**OBJECTIVE:**
Copy every line of the records below character for character, omitting the pictures.

**MATERIAL PROVIDED:**
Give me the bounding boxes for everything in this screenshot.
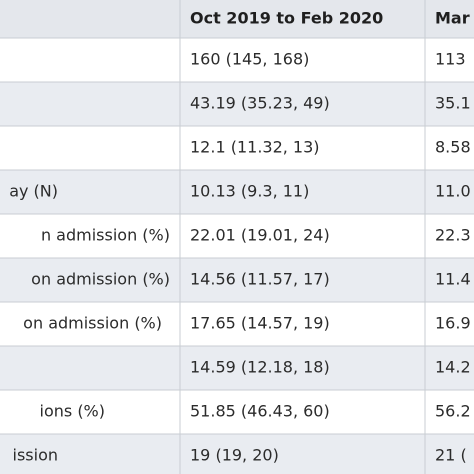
cell: 113: [435, 50, 466, 69]
row-bg: [0, 82, 474, 126]
cell: 56.2: [435, 402, 471, 421]
row-bg: [0, 170, 474, 214]
row-label: on admission (%): [31, 270, 170, 289]
row-label: ission: [13, 446, 59, 465]
column-header: Mar: [435, 9, 470, 28]
row-bg: [0, 434, 474, 474]
cell: 8.58: [435, 138, 471, 157]
header-bg: [0, 0, 474, 38]
row-label: n admission (%): [41, 226, 170, 245]
column-header: Oct 2019 to Feb 2020: [190, 9, 383, 28]
row-label: on admission (%): [23, 314, 162, 333]
cell: 17.65 (14.57, 19): [190, 314, 330, 333]
row-label: ay (N): [9, 182, 58, 201]
cell: 16.9: [435, 314, 471, 333]
row-bg: [0, 258, 474, 302]
cell: 160 (145, 168): [190, 50, 309, 69]
cell: 22.3: [435, 226, 471, 245]
cell: 51.85 (46.43, 60): [190, 402, 330, 421]
cell: 12.1 (11.32, 13): [190, 138, 320, 157]
cell: 11.0: [435, 182, 471, 201]
cell: 11.4: [435, 270, 471, 289]
cell: 22.01 (19.01, 24): [190, 226, 330, 245]
cell: 14.59 (12.18, 18): [190, 358, 330, 377]
row-bg: [0, 346, 474, 390]
cell: 21 (: [435, 446, 467, 465]
cell: 14.2: [435, 358, 471, 377]
cell: 14.56 (11.57, 17): [190, 270, 330, 289]
cell: 43.19 (35.23, 49): [190, 94, 330, 113]
cell: 10.13 (9.3, 11): [190, 182, 309, 201]
row-label: ions (%): [40, 402, 105, 421]
cell: 35.1: [435, 94, 471, 113]
cell: 19 (19, 20): [190, 446, 279, 465]
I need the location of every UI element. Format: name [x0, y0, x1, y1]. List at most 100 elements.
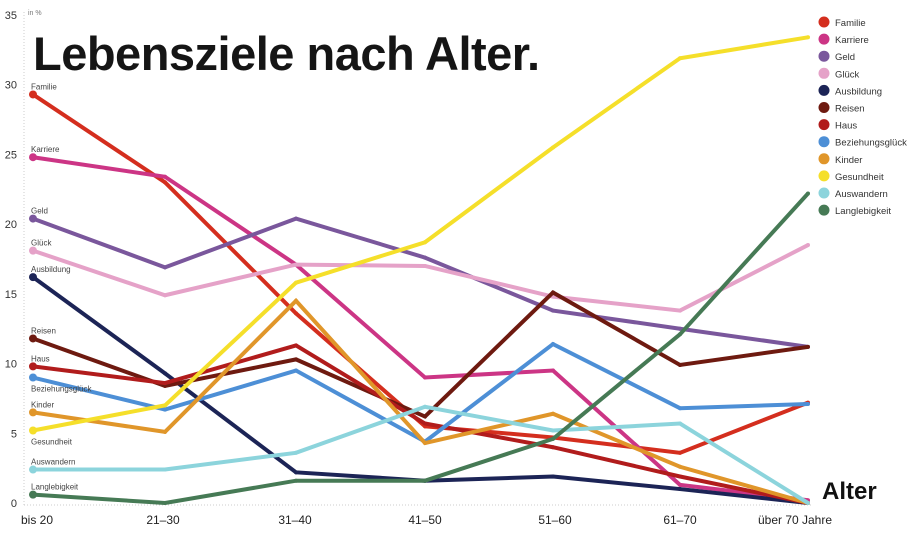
- series-label: Kinder: [31, 400, 54, 409]
- legend-entry: Beziehungsglück: [835, 138, 907, 149]
- data-point: [678, 326, 682, 331]
- data-point: [551, 145, 555, 150]
- data-point: [163, 501, 167, 505]
- legend-marker: [818, 84, 830, 96]
- data-point: [551, 445, 555, 450]
- series-label: Familie: [31, 82, 57, 91]
- legend-marker: [818, 16, 830, 28]
- data-point: [163, 381, 167, 386]
- legend-marker: [818, 50, 830, 62]
- data-point: [163, 293, 167, 298]
- data-point: [423, 478, 427, 483]
- legend-entry: Glück: [835, 69, 860, 80]
- data-point: [294, 368, 298, 373]
- y-tick-label: 35: [5, 10, 17, 22]
- legend-entry: Karriere: [835, 35, 869, 46]
- data-point: [163, 429, 167, 434]
- legend-entry: Kinder: [835, 155, 862, 166]
- y-tick-label: 25: [5, 149, 17, 161]
- data-point: [806, 191, 810, 196]
- data-point: [29, 90, 37, 99]
- data-point: [678, 332, 682, 337]
- y-tick-label: 0: [11, 498, 17, 510]
- data-point: [423, 375, 427, 380]
- legend-marker: [818, 33, 830, 45]
- y-tick-label: 15: [5, 289, 17, 301]
- series-label: Langlebigkeit: [31, 483, 79, 492]
- data-point: [806, 35, 810, 40]
- data-point: [294, 470, 298, 475]
- data-point: [29, 273, 37, 282]
- data-point: [423, 240, 427, 245]
- y-tick-label: 30: [5, 80, 17, 92]
- legend-marker: [818, 204, 830, 216]
- x-tick-label: über 70 Jahre: [758, 513, 832, 527]
- legend-marker: [818, 153, 830, 165]
- data-point: [29, 490, 37, 499]
- x-tick-label: 21–30: [146, 513, 180, 527]
- data-point: [294, 311, 298, 316]
- data-point: [29, 214, 37, 223]
- series-label: Glück: [31, 239, 52, 248]
- series-label: Gesundheit: [31, 437, 73, 446]
- data-point: [678, 56, 682, 61]
- series-line-langlebigkeit: [32, 192, 810, 506]
- data-point: [29, 373, 37, 382]
- series-label: Geld: [31, 207, 48, 216]
- data-point: [551, 290, 555, 295]
- series-label: Karriere: [31, 145, 60, 154]
- series-line-familie: [31, 92, 809, 455]
- series-label: Reisen: [31, 326, 56, 335]
- legend-entry: Ausbildung: [835, 86, 882, 97]
- data-point: [294, 450, 298, 455]
- series-line-geld: [32, 216, 809, 349]
- data-point: [678, 464, 682, 469]
- legend-entry: Langlebigkeit: [835, 206, 891, 217]
- data-point: [163, 403, 167, 408]
- data-point: [163, 371, 167, 376]
- legend-entry: Geld: [835, 52, 855, 63]
- y-axis-unit: in %: [28, 10, 42, 17]
- data-point: [29, 246, 37, 255]
- data-point: [163, 180, 167, 185]
- data-point: [678, 406, 682, 411]
- data-point: [29, 408, 37, 417]
- legend-entry: Reisen: [835, 104, 865, 115]
- data-point: [551, 368, 555, 373]
- series-label: Auswandern: [31, 458, 75, 467]
- data-point: [29, 334, 37, 343]
- data-point: [294, 357, 298, 362]
- data-point: [294, 216, 298, 221]
- data-point: [551, 308, 555, 313]
- data-point: [551, 436, 555, 441]
- legend-marker: [818, 187, 830, 199]
- data-point: [678, 450, 682, 455]
- legend-entry: Familie: [835, 18, 866, 29]
- legend-marker: [818, 102, 830, 113]
- data-point: [678, 362, 682, 367]
- data-point: [423, 255, 427, 260]
- data-point: [294, 478, 298, 483]
- data-point: [551, 474, 555, 479]
- x-axis-label: Alter: [822, 478, 877, 505]
- legend-entry: Auswandern: [835, 189, 888, 200]
- legend-marker: [818, 170, 830, 182]
- data-point: [551, 411, 555, 416]
- data-point: [294, 343, 298, 348]
- x-tick-label: 41–50: [408, 513, 442, 527]
- data-point: [423, 441, 427, 446]
- x-tick-label: 61–70: [663, 513, 697, 527]
- series-line-reisen: [32, 289, 809, 419]
- data-point: [163, 265, 167, 270]
- data-point: [806, 243, 810, 248]
- series-label: Ausbildung: [31, 265, 71, 274]
- data-point: [423, 414, 427, 419]
- data-point: [163, 407, 167, 412]
- y-tick-label: 10: [5, 359, 17, 371]
- chart-title: Lebensziele nach Alter.: [33, 27, 540, 80]
- data-point: [29, 362, 37, 371]
- data-point: [29, 153, 37, 162]
- x-tick-label: 51–60: [538, 513, 572, 527]
- legend-marker: [818, 119, 830, 131]
- legend-marker: [818, 136, 830, 148]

**THE ANSWER:**
Give me the bounding boxes for everything in this screenshot.
cell: 113: [435, 50, 466, 69]
row-bg: [0, 82, 474, 126]
cell: 56.2: [435, 402, 471, 421]
row-bg: [0, 170, 474, 214]
row-label: on admission (%): [31, 270, 170, 289]
row-label: ission: [13, 446, 59, 465]
column-header: Mar: [435, 9, 470, 28]
row-bg: [0, 434, 474, 474]
cell: 8.58: [435, 138, 471, 157]
header-bg: [0, 0, 474, 38]
row-label: n admission (%): [41, 226, 170, 245]
column-header: Oct 2019 to Feb 2020: [190, 9, 383, 28]
row-label: on admission (%): [23, 314, 162, 333]
cell: 17.65 (14.57, 19): [190, 314, 330, 333]
row-label: ay (N): [9, 182, 58, 201]
cell: 16.9: [435, 314, 471, 333]
row-bg: [0, 258, 474, 302]
cell: 160 (145, 168): [190, 50, 309, 69]
cell: 22.3: [435, 226, 471, 245]
cell: 51.85 (46.43, 60): [190, 402, 330, 421]
cell: 12.1 (11.32, 13): [190, 138, 320, 157]
cell: 11.0: [435, 182, 471, 201]
cell: 11.4: [435, 270, 471, 289]
cell: 22.01 (19.01, 24): [190, 226, 330, 245]
cell: 14.59 (12.18, 18): [190, 358, 330, 377]
row-bg: [0, 346, 474, 390]
cell: 21 (: [435, 446, 467, 465]
cell: 14.2: [435, 358, 471, 377]
cell: 14.56 (11.57, 17): [190, 270, 330, 289]
cell: 43.19 (35.23, 49): [190, 94, 330, 113]
cell: 10.13 (9.3, 11): [190, 182, 309, 201]
row-label: ions (%): [40, 402, 105, 421]
cell: 35.1: [435, 94, 471, 113]
cell: 19 (19, 20): [190, 446, 279, 465]
I need the location of every UI element. Format: name [x0, y0, x1, y1]. List at most 100 elements.
- series-label: Kinder: [31, 400, 54, 409]
- legend-entry: Beziehungsglück: [835, 138, 907, 149]
- data-point: [678, 326, 682, 331]
- data-point: [551, 145, 555, 150]
- data-point: [163, 501, 167, 505]
- legend-marker: [818, 84, 830, 96]
- data-point: [551, 445, 555, 450]
- series-label: Familie: [31, 82, 57, 91]
- legend-marker: [818, 16, 830, 28]
- data-point: [163, 381, 167, 386]
- legend-marker: [818, 50, 830, 62]
- data-point: [163, 293, 167, 298]
- data-point: [423, 478, 427, 483]
- legend-entry: Glück: [835, 69, 860, 80]
- data-point: [294, 368, 298, 373]
- y-tick-label: 35: [5, 10, 17, 22]
- legend-entry: Karriere: [835, 35, 869, 46]
- data-point: [163, 429, 167, 434]
- legend-entry: Kinder: [835, 155, 862, 166]
- y-tick-label: 25: [5, 149, 17, 161]
- data-point: [806, 191, 810, 196]
- data-point: [29, 90, 37, 99]
- data-point: [678, 332, 682, 337]
- y-tick-label: 0: [11, 498, 17, 510]
- data-point: [423, 375, 427, 380]
- legend-marker: [818, 33, 830, 45]
- y-tick-label: 15: [5, 289, 17, 301]
- series-label: Langlebigkeit: [31, 483, 79, 492]
- data-point: [806, 35, 810, 40]
- data-point: [294, 470, 298, 475]
- data-point: [29, 273, 37, 282]
- data-point: [423, 240, 427, 245]
- y-tick-label: 30: [5, 80, 17, 92]
- legend-marker: [818, 204, 830, 216]
- x-tick-label: über 70 Jahre: [758, 513, 832, 527]
- legend-marker: [818, 153, 830, 165]
- data-point: [29, 490, 37, 499]
- x-tick-label: 21–30: [146, 513, 180, 527]
- data-point: [294, 311, 298, 316]
- data-point: [29, 214, 37, 223]
- series-label: Glück: [31, 239, 52, 248]
- series-label: Gesundheit: [31, 437, 73, 446]
- data-point: [678, 56, 682, 61]
- series-line-langlebigkeit: [32, 192, 810, 506]
- data-point: [29, 373, 37, 382]
- series-label: Geld: [31, 207, 48, 216]
- data-point: [551, 290, 555, 295]
- series-label: Karriere: [31, 145, 60, 154]
- series-line-familie: [31, 92, 809, 455]
- series-label: Reisen: [31, 326, 56, 335]
- legend-entry: Ausbildung: [835, 86, 882, 97]
- data-point: [294, 450, 298, 455]
- series-line-geld: [32, 216, 809, 349]
- data-point: [678, 464, 682, 469]
- legend-entry: Langlebigkeit: [835, 206, 891, 217]
- data-point: [163, 403, 167, 408]
- data-point: [163, 371, 167, 376]
- legend-entry: Geld: [835, 52, 855, 63]
- y-axis-unit: in %: [28, 10, 42, 17]
- data-point: [29, 246, 37, 255]
- data-point: [163, 180, 167, 185]
- data-point: [678, 406, 682, 411]
- data-point: [29, 408, 37, 417]
- legend-entry: Reisen: [835, 104, 865, 115]
- data-point: [551, 368, 555, 373]
- series-label: Auswandern: [31, 458, 75, 467]
- data-point: [29, 334, 37, 343]
- data-point: [294, 357, 298, 362]
- data-point: [294, 216, 298, 221]
- data-point: [551, 308, 555, 313]
- data-point: [551, 436, 555, 441]
- legend-marker: [818, 187, 830, 199]
- data-point: [678, 450, 682, 455]
- legend-entry: Familie: [835, 18, 866, 29]
- legend-marker: [818, 102, 830, 113]
- data-point: [678, 362, 682, 367]
- data-point: [423, 255, 427, 260]
- data-point: [294, 478, 298, 483]
- data-point: [551, 474, 555, 479]
- x-axis-label: Alter: [822, 478, 877, 505]
- legend-entry: Auswandern: [835, 189, 888, 200]
- legend-marker: [818, 170, 830, 182]
- data-point: [551, 411, 555, 416]
- data-point: [294, 343, 298, 348]
- x-tick-label: 41–50: [408, 513, 442, 527]
- data-point: [423, 441, 427, 446]
- x-tick-label: 61–70: [663, 513, 697, 527]
- series-line-reisen: [32, 289, 809, 419]
- data-point: [163, 265, 167, 270]
- data-point: [806, 243, 810, 248]
- series-label: Ausbildung: [31, 265, 71, 274]
- data-point: [423, 414, 427, 419]
- data-point: [163, 407, 167, 412]
- y-tick-label: 10: [5, 359, 17, 371]
- chart-title: Lebensziele nach Alter.: [33, 27, 540, 80]
- data-point: [29, 362, 37, 371]
- data-point: [29, 153, 37, 162]
- x-tick-label: 51–60: [538, 513, 572, 527]
- legend-marker: [818, 119, 830, 131]
- legend-marker: [818, 136, 830, 148]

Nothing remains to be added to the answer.